## Available data:
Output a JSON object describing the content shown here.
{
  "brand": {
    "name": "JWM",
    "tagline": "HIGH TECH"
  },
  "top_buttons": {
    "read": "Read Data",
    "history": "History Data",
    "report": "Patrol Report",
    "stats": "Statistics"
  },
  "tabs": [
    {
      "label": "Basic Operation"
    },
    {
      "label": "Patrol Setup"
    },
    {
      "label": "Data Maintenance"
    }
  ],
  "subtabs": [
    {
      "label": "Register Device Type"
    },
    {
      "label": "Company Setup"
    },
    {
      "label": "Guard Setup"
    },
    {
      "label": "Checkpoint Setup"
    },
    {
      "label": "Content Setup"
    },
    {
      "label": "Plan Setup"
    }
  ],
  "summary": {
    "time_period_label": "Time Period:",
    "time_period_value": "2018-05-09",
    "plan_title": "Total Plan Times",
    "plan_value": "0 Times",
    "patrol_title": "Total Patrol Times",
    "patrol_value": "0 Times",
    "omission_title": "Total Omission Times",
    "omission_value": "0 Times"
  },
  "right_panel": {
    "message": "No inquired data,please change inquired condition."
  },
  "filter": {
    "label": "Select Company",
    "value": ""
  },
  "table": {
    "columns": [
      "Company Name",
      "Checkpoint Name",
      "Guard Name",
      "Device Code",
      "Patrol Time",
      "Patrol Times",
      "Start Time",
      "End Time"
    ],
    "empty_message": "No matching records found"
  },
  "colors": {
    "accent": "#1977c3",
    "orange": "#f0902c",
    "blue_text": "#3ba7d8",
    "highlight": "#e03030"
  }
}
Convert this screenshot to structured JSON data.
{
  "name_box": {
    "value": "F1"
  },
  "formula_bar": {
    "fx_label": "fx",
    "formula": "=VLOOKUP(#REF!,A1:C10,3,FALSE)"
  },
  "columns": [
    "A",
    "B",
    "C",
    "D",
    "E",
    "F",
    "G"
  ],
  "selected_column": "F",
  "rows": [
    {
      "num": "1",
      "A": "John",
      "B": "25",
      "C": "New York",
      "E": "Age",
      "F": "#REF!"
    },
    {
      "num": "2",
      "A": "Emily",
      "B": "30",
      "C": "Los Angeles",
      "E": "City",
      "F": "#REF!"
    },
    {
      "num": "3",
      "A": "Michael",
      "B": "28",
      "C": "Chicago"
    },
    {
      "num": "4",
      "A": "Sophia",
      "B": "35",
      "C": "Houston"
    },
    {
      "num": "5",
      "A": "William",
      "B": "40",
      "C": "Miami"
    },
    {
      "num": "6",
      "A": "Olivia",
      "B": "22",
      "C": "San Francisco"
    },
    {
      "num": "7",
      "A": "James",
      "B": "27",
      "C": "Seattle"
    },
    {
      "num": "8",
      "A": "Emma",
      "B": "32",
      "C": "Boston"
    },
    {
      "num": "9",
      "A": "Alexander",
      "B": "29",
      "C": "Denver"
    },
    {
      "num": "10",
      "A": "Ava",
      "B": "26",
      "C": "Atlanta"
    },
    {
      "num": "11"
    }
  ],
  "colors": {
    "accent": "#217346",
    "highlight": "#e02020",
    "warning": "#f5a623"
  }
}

## What you are asked to do:
Using the records above, list each line that includes "Device".

## Exercise solution:
      "label": "Register Device Type"
      "Device Code",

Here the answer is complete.